## Exercise goal
Find each line holding "docs" and copy it out.
=======
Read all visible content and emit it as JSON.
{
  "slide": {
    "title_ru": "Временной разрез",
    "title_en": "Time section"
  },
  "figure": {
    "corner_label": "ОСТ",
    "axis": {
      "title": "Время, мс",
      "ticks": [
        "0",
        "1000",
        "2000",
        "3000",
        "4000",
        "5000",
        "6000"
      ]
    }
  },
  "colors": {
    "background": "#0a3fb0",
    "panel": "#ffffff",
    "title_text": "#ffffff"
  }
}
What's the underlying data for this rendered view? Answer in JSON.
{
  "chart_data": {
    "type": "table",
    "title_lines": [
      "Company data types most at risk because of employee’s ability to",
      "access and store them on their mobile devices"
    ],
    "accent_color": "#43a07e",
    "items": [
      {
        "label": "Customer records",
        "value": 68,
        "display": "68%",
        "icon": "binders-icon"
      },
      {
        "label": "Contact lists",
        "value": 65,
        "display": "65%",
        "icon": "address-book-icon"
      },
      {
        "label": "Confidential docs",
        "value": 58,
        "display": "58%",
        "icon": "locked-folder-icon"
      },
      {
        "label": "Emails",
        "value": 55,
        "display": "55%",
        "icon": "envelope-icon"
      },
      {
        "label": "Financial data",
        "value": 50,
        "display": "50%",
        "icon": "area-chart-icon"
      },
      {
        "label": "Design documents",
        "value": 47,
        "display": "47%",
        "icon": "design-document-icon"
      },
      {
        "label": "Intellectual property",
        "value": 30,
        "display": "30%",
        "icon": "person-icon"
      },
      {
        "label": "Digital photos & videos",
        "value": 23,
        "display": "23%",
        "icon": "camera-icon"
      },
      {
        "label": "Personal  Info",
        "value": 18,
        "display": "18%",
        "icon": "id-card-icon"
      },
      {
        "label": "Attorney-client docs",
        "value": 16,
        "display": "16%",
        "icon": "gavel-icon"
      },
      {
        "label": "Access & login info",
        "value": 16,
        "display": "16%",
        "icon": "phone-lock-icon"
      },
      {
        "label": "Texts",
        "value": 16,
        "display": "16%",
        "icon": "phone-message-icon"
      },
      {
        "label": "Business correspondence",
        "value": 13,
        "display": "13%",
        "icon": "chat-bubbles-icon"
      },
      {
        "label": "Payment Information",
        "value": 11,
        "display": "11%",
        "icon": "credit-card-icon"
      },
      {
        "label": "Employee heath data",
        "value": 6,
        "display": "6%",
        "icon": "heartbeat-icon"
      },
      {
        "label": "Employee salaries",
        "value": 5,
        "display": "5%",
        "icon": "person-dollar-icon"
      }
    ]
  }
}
=======
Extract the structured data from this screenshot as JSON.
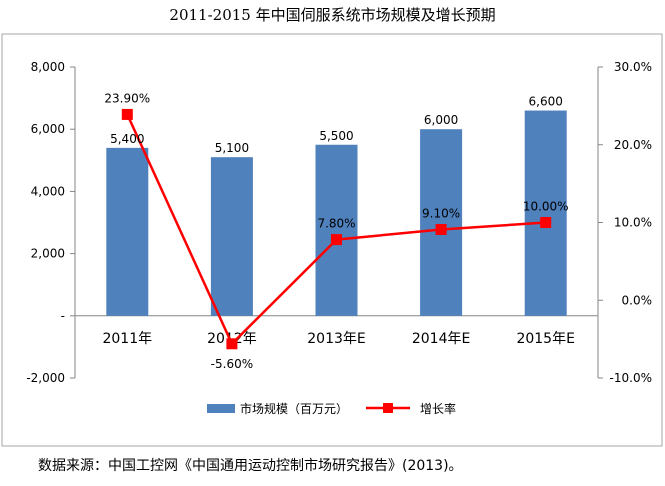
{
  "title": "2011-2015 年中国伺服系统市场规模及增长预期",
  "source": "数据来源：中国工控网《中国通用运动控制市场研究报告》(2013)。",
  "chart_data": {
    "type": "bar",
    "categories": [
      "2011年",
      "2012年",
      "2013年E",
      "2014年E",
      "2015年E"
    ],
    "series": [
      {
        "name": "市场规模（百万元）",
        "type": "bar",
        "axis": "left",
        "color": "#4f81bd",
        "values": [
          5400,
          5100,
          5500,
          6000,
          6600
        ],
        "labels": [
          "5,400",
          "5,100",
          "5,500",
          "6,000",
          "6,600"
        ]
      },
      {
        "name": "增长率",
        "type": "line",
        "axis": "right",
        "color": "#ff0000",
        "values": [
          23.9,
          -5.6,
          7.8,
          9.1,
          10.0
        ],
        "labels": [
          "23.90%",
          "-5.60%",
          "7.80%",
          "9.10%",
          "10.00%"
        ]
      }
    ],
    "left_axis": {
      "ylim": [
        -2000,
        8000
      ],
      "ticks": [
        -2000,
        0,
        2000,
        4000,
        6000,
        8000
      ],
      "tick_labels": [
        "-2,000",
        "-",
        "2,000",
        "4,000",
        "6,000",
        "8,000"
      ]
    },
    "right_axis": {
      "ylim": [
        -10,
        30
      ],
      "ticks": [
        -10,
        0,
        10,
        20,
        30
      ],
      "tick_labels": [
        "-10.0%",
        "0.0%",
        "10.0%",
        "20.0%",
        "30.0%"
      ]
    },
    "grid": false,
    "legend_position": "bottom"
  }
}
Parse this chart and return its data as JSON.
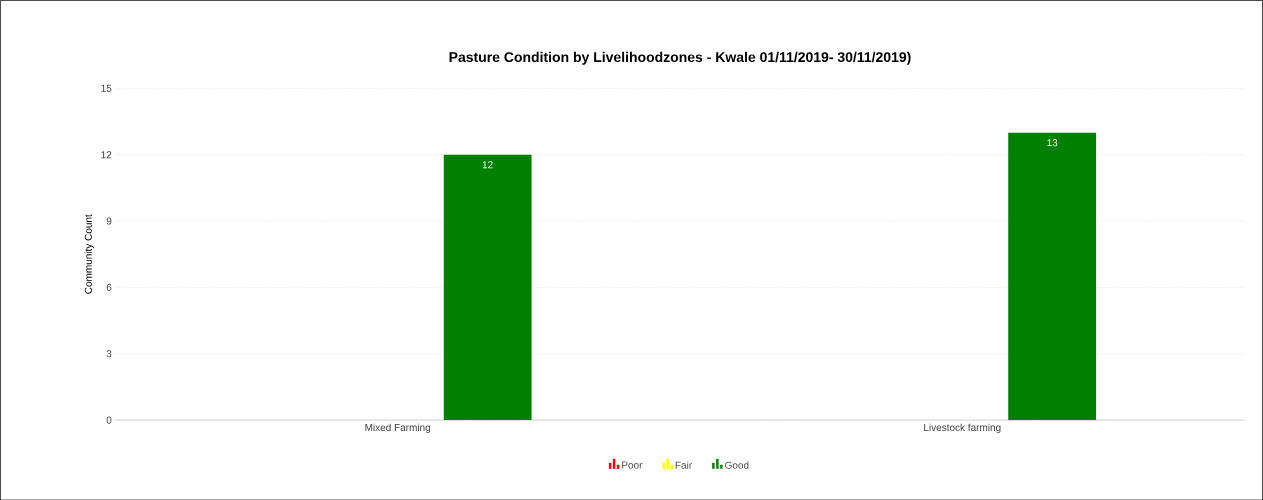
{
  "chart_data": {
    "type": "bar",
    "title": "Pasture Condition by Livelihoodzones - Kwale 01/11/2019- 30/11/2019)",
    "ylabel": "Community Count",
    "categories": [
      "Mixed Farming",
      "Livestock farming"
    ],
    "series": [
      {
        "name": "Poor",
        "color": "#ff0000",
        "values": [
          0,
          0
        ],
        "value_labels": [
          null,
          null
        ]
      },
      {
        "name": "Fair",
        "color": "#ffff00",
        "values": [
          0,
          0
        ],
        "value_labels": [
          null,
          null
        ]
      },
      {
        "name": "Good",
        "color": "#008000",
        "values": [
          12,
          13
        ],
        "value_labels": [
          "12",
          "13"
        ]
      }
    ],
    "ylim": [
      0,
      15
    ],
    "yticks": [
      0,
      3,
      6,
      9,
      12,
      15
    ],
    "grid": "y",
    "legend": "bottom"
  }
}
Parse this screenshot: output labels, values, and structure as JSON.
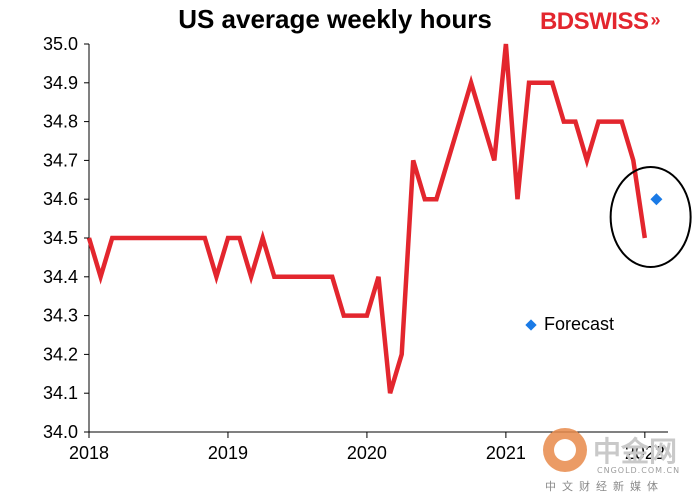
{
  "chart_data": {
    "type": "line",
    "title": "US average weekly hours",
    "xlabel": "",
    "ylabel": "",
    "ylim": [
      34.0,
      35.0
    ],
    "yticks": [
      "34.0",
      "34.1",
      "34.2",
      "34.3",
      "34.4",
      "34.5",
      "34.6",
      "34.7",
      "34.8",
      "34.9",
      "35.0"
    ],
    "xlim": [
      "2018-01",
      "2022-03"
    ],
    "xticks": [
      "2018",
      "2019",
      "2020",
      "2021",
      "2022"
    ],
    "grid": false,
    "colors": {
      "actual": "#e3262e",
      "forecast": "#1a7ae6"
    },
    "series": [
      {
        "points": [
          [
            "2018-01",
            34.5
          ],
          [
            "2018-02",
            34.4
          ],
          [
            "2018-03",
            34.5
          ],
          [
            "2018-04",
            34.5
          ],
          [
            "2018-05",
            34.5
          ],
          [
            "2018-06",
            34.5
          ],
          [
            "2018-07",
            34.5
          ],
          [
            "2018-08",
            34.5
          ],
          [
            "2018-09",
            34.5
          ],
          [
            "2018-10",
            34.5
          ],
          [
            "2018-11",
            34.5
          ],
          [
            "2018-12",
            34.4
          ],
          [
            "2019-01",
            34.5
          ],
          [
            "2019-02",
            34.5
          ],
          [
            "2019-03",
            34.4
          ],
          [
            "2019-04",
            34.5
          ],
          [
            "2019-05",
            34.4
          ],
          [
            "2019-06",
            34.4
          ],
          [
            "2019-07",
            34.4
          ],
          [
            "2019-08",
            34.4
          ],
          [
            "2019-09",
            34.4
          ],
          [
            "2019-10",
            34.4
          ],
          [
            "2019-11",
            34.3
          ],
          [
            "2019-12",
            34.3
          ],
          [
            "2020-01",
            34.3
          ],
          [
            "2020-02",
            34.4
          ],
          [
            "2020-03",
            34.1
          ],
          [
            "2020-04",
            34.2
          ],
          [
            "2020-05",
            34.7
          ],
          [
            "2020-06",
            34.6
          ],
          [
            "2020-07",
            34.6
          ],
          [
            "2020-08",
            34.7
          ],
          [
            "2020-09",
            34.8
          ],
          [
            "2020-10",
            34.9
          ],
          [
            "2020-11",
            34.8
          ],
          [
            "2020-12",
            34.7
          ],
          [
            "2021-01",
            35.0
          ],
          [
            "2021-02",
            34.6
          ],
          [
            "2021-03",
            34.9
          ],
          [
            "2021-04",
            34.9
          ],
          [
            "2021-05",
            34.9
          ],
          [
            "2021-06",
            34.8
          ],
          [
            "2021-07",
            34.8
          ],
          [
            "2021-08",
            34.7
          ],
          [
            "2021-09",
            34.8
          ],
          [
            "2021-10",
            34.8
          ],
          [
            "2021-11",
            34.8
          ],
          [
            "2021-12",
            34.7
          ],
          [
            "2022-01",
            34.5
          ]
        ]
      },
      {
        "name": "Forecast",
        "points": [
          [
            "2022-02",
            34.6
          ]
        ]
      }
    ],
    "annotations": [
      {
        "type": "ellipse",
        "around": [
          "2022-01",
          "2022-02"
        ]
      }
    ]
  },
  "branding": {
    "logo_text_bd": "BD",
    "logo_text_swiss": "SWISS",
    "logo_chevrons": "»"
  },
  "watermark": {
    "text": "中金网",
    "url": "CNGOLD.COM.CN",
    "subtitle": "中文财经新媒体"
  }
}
=======
## Response to this task
        "label": "Confidential docs",
        "label": "Attorney-client docs",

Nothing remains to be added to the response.